§ **AIM OF THE EXERCISE**
Tally the lines containing the word "JSON", and report the tally alone.

Some records:
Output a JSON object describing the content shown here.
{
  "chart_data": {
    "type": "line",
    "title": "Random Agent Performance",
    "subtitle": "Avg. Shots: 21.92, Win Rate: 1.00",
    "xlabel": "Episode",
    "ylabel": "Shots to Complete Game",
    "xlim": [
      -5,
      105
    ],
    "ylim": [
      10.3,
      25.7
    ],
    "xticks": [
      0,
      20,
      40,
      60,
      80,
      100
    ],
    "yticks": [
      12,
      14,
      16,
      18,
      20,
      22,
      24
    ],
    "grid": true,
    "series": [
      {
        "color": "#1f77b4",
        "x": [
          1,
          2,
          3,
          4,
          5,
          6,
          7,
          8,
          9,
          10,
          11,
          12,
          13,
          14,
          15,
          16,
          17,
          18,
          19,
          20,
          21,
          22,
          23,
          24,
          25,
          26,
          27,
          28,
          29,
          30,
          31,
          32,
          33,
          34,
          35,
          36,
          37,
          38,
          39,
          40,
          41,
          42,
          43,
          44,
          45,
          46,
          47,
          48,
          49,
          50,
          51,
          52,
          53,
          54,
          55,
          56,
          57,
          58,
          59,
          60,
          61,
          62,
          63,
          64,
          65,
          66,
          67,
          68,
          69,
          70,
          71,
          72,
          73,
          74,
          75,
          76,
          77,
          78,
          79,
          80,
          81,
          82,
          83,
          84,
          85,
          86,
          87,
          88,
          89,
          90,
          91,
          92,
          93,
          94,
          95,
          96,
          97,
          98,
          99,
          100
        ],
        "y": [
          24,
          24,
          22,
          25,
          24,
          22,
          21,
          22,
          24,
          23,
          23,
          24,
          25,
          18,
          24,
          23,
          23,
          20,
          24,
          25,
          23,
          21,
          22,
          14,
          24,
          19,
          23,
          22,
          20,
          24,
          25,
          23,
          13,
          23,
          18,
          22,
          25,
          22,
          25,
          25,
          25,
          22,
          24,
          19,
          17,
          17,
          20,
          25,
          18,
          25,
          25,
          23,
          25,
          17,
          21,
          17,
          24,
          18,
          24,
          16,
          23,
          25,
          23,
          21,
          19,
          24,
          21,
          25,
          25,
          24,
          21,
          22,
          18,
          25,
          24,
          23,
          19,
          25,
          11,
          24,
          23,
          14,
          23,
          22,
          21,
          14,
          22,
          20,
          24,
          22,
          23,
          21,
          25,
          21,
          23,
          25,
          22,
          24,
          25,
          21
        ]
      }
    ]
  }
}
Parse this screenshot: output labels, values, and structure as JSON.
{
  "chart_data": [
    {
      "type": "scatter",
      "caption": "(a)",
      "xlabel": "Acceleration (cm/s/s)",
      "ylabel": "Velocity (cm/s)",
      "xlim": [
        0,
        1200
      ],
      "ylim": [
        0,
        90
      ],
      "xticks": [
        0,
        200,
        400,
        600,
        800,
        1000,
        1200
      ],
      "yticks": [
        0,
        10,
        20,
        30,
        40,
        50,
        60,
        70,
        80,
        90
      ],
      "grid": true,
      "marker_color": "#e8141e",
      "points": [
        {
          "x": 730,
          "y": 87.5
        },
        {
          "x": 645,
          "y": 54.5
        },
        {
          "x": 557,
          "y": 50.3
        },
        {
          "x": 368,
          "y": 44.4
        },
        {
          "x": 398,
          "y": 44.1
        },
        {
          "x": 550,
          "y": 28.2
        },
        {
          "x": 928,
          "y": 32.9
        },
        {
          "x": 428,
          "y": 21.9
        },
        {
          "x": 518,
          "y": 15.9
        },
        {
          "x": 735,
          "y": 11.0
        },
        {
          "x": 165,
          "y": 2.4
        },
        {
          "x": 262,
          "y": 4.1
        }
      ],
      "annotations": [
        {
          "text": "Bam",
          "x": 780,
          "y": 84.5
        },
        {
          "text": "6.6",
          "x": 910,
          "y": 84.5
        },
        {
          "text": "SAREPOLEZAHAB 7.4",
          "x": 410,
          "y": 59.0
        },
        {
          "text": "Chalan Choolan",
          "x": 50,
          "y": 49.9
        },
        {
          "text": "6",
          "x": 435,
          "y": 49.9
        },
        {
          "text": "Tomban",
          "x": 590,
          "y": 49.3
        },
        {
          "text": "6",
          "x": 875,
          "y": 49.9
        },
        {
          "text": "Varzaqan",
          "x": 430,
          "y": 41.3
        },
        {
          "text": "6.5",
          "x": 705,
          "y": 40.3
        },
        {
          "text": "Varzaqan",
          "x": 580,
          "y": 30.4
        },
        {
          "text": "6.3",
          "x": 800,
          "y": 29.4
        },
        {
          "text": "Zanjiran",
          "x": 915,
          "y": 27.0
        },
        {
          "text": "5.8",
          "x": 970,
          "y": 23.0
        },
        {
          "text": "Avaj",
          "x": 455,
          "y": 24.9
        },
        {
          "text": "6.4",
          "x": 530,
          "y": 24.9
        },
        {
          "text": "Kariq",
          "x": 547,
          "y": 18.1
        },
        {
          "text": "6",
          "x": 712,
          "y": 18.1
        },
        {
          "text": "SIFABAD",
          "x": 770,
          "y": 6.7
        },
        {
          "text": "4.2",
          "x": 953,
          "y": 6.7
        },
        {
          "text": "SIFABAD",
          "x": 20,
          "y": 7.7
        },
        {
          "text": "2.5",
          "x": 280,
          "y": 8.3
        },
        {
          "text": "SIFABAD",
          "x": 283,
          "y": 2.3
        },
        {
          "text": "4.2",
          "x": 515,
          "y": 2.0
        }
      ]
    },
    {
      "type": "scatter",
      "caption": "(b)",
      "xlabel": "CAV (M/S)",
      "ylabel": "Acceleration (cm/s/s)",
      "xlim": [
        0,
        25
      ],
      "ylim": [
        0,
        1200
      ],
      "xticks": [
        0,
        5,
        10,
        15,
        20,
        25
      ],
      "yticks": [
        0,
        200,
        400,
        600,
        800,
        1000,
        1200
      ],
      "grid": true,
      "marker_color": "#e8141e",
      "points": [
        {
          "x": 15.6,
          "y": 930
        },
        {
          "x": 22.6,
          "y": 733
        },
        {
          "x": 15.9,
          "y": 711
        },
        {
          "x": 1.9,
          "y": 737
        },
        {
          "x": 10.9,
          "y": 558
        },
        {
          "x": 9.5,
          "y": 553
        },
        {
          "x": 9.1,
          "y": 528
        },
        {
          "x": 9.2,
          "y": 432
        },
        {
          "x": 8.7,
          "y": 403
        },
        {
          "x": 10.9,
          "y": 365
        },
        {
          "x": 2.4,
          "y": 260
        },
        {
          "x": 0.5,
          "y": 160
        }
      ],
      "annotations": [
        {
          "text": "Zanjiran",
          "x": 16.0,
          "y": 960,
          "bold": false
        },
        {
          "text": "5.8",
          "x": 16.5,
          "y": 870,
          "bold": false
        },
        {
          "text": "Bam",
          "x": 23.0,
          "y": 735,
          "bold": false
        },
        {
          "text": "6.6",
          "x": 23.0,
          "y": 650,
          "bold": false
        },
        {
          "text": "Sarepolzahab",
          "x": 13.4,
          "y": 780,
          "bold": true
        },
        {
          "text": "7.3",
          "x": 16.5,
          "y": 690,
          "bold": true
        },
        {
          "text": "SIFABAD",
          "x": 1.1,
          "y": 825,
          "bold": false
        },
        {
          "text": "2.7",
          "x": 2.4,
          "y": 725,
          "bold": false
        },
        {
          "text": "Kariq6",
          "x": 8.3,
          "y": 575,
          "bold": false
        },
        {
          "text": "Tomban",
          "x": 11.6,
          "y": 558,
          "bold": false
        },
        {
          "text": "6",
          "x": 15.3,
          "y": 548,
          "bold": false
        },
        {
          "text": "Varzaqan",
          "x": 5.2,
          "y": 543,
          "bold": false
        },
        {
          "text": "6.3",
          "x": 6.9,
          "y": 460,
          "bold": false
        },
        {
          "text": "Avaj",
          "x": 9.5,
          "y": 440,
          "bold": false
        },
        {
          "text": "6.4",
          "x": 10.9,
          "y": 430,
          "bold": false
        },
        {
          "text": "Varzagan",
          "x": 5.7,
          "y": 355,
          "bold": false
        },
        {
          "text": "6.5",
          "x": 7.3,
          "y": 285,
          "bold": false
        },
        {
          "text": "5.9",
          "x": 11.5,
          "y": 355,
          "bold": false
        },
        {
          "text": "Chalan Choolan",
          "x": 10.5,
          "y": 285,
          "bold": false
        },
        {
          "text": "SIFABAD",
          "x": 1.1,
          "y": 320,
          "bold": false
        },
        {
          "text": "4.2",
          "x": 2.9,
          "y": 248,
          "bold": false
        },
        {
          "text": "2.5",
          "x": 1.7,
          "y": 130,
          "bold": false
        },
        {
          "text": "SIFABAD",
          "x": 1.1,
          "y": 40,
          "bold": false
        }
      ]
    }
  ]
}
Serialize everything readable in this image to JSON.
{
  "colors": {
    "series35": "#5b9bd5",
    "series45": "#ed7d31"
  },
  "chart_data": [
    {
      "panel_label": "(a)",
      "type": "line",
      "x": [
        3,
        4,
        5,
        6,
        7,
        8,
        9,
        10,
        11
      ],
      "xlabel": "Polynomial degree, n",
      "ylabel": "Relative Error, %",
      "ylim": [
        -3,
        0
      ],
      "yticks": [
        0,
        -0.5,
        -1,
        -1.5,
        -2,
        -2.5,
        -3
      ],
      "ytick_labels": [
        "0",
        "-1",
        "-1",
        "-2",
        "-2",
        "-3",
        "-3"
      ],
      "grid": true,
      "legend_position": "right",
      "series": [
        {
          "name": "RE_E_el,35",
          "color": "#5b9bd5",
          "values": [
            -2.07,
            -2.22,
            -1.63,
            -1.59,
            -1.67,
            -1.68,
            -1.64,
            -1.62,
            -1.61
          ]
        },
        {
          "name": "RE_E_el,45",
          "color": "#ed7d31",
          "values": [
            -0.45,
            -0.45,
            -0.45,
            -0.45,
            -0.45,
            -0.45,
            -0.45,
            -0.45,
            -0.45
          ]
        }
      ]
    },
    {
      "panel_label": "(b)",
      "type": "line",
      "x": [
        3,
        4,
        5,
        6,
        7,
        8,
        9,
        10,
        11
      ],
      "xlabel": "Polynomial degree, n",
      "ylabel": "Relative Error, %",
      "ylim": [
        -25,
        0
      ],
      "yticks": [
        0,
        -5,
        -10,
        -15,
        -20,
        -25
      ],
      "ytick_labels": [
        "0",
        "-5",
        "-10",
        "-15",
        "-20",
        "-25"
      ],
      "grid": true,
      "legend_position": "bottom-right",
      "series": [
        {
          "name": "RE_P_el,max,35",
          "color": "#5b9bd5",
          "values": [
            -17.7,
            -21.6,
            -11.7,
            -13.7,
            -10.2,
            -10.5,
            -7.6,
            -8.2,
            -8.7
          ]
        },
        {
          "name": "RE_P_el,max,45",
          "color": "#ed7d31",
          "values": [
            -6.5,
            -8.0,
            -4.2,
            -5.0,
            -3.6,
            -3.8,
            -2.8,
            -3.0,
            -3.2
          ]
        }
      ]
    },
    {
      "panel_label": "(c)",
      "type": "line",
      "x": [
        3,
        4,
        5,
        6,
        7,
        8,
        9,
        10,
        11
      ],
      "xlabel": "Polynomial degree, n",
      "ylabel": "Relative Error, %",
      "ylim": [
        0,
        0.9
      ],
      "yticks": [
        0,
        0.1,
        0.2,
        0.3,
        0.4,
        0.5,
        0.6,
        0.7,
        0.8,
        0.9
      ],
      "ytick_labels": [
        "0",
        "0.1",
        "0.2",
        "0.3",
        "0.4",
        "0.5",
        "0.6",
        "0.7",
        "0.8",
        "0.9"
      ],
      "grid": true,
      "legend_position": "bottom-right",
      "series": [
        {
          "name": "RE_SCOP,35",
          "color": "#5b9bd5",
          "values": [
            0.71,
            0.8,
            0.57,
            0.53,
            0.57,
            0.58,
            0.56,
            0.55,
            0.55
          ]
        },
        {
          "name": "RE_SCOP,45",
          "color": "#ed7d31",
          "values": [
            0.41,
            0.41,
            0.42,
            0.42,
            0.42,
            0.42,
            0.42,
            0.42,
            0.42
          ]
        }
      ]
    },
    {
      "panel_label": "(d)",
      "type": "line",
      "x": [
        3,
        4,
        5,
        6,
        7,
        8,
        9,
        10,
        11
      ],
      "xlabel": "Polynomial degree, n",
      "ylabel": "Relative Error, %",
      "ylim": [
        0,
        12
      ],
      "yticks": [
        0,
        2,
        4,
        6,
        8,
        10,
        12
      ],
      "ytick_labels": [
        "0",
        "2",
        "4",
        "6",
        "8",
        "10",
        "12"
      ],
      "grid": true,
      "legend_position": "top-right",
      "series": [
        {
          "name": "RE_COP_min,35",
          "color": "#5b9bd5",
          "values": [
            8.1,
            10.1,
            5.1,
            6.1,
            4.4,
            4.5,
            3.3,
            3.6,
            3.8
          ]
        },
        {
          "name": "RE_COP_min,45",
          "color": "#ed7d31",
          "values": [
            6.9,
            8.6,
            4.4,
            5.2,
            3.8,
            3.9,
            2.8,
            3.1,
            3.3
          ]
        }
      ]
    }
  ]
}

§ **RESPONSE FOR THIS EXERCISE**
3